Dataset records
━━━━━━━━━━━━━━━━━━━━

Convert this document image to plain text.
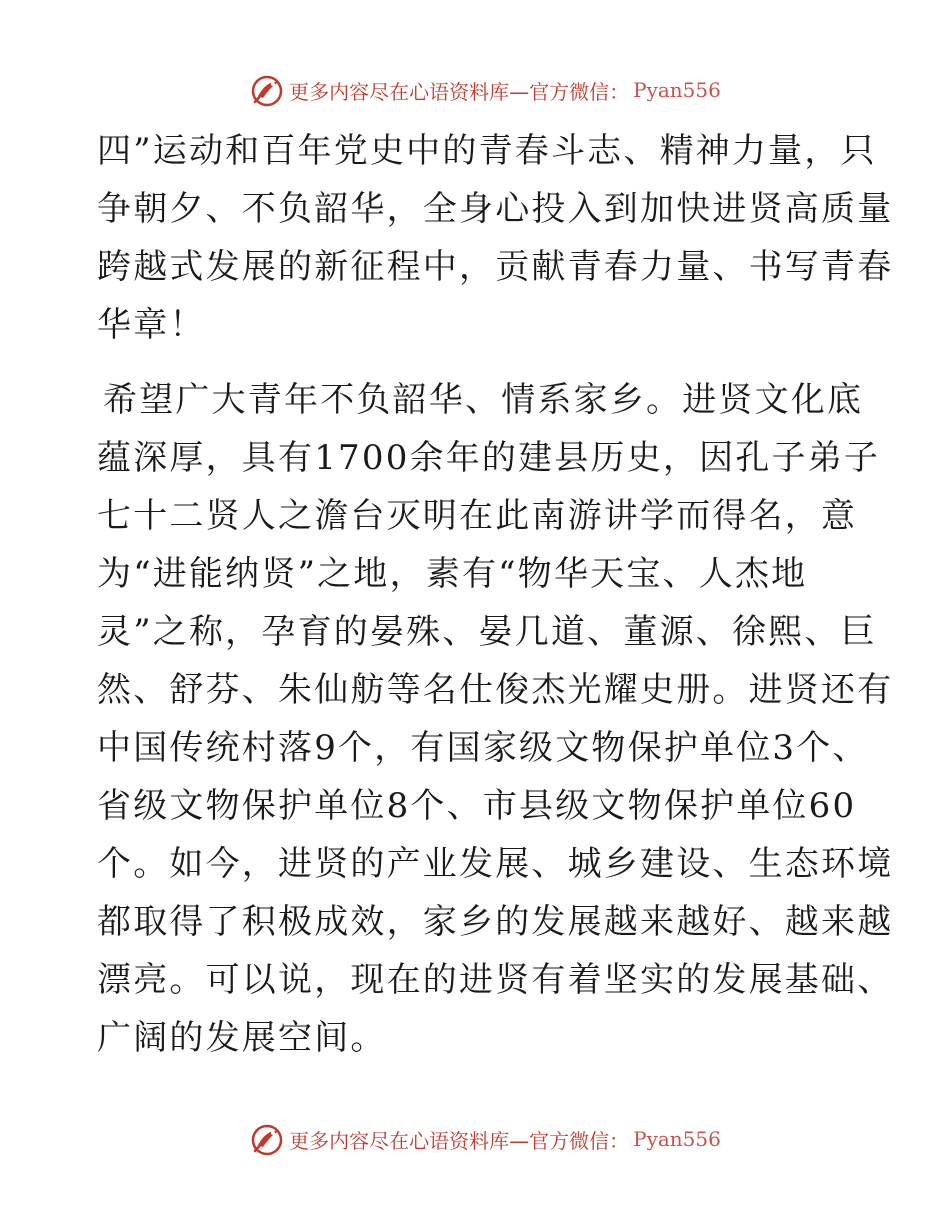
更多内容尽在心语资料库—官方微信： Pyan556
四”运动和百年党史中的青春斗志、精神力量，只
争朝夕、不负韶华，全身心投入到加快进贤高质量
跨越式发展的新征程中，贡献青春力量、书写青春
华章！
希望广大青年不负韶华、情系家乡。进贤文化底
蕴深厚，具有1700余年的建县历史，因孔子弟子
七十二贤人之澹台灭明在此南游讲学而得名，意
为“进能纳贤”之地，素有“物华天宝、人杰地
灵”之称，孕育的晏殊、晏几道、董源、徐熙、巨
然、舒芬、朱仙舫等名仕俊杰光耀史册。进贤还有
中国传统村落9个，有国家级文物保护单位3个、
省级文物保护单位8个、市县级文物保护单位60
个。如今，进贤的产业发展、城乡建设、生态环境
都取得了积极成效，家乡的发展越来越好、越来越
漂亮。可以说，现在的进贤有着坚实的发展基础、
广阔的发展空间。
更多内容尽在心语资料库—官方微信： Pyan556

━━━━━━━━━━━━━━━━━━━━

#### Work to do:
Exclude all images and restate the records above word for word.

#### Reply:
Convert this document image to plain text.
更多内容尽在心语资料库—官方微信： Pyan556
四”运动和百年党史中的青春斗志、精神力量，只
争朝夕、不负韶华，全身心投入到加快进贤高质量
跨越式发展的新征程中，贡献青春力量、书写青春
华章！
希望广大青年不负韶华、情系家乡。进贤文化底
蕴深厚，具有1700余年的建县历史，因孔子弟子
七十二贤人之澹台灭明在此南游讲学而得名，意
为“进能纳贤”之地，素有“物华天宝、人杰地
灵”之称，孕育的晏殊、晏几道、董源、徐熙、巨
然、舒芬、朱仙舫等名仕俊杰光耀史册。进贤还有
中国传统村落9个，有国家级文物保护单位3个、
省级文物保护单位8个、市县级文物保护单位60
个。如今，进贤的产业发展、城乡建设、生态环境
都取得了积极成效，家乡的发展越来越好、越来越
漂亮。可以说，现在的进贤有着坚实的发展基础、
广阔的发展空间。
更多内容尽在心语资料库—官方微信： Pyan556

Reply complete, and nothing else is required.